REQUIRED TASK:
Look for the string "What" in the lines and copy each line that has it.

INPUT MATERIAL:
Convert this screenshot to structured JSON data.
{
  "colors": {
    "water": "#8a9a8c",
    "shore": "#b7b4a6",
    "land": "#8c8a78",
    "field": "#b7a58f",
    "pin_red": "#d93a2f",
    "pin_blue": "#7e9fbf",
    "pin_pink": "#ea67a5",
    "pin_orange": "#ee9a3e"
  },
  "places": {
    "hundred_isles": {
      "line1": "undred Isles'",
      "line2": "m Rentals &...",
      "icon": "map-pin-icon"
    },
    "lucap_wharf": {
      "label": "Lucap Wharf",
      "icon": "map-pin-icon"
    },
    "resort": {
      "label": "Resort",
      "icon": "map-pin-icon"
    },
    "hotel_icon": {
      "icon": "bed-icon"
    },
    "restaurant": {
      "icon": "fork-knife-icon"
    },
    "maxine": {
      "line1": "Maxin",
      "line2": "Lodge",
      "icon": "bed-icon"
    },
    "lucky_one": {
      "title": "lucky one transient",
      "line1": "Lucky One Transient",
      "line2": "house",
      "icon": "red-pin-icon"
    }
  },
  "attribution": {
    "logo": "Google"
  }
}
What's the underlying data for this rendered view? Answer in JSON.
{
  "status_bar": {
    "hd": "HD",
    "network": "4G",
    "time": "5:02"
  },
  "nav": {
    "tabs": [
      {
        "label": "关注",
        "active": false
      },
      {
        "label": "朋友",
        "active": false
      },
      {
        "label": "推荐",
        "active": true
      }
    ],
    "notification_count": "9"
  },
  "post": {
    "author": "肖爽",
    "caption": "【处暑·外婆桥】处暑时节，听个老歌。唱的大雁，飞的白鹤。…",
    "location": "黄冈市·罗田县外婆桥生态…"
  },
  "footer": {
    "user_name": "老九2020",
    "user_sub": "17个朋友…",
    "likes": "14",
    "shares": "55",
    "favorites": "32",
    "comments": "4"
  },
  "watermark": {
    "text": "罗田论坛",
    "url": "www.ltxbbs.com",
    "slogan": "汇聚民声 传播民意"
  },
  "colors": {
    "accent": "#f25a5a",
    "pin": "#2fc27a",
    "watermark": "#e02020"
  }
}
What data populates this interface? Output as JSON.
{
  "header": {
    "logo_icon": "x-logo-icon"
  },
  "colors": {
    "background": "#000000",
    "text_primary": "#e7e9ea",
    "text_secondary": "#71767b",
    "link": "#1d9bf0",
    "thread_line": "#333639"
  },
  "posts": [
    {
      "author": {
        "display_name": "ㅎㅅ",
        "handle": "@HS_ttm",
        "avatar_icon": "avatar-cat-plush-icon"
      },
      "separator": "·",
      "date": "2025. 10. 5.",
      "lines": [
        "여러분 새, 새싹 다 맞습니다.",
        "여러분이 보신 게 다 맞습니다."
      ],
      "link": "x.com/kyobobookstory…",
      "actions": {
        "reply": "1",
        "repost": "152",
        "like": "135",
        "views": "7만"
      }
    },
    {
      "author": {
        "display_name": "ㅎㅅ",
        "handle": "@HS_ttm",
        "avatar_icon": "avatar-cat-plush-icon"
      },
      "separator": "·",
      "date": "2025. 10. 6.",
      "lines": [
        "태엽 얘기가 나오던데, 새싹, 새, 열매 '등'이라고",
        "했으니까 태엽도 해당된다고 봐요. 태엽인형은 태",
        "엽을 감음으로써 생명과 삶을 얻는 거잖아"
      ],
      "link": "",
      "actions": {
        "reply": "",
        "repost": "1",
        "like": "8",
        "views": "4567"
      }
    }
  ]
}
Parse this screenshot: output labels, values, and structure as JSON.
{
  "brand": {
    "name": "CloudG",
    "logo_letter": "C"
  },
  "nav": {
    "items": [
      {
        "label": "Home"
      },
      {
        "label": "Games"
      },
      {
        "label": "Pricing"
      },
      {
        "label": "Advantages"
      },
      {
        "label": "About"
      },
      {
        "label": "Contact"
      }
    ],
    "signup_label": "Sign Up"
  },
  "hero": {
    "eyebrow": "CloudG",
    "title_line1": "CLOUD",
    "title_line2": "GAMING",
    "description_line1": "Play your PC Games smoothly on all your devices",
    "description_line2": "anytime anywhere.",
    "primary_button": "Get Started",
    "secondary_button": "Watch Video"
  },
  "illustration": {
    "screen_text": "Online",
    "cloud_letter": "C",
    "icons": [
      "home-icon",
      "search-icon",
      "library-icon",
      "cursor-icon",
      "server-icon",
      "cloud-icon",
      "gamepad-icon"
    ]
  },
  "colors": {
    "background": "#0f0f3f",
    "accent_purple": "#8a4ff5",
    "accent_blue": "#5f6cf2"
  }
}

OUTPUT:
What's the underlying data for this rendered view? Answer in JSON.
What data populates this interface? Output as JSON.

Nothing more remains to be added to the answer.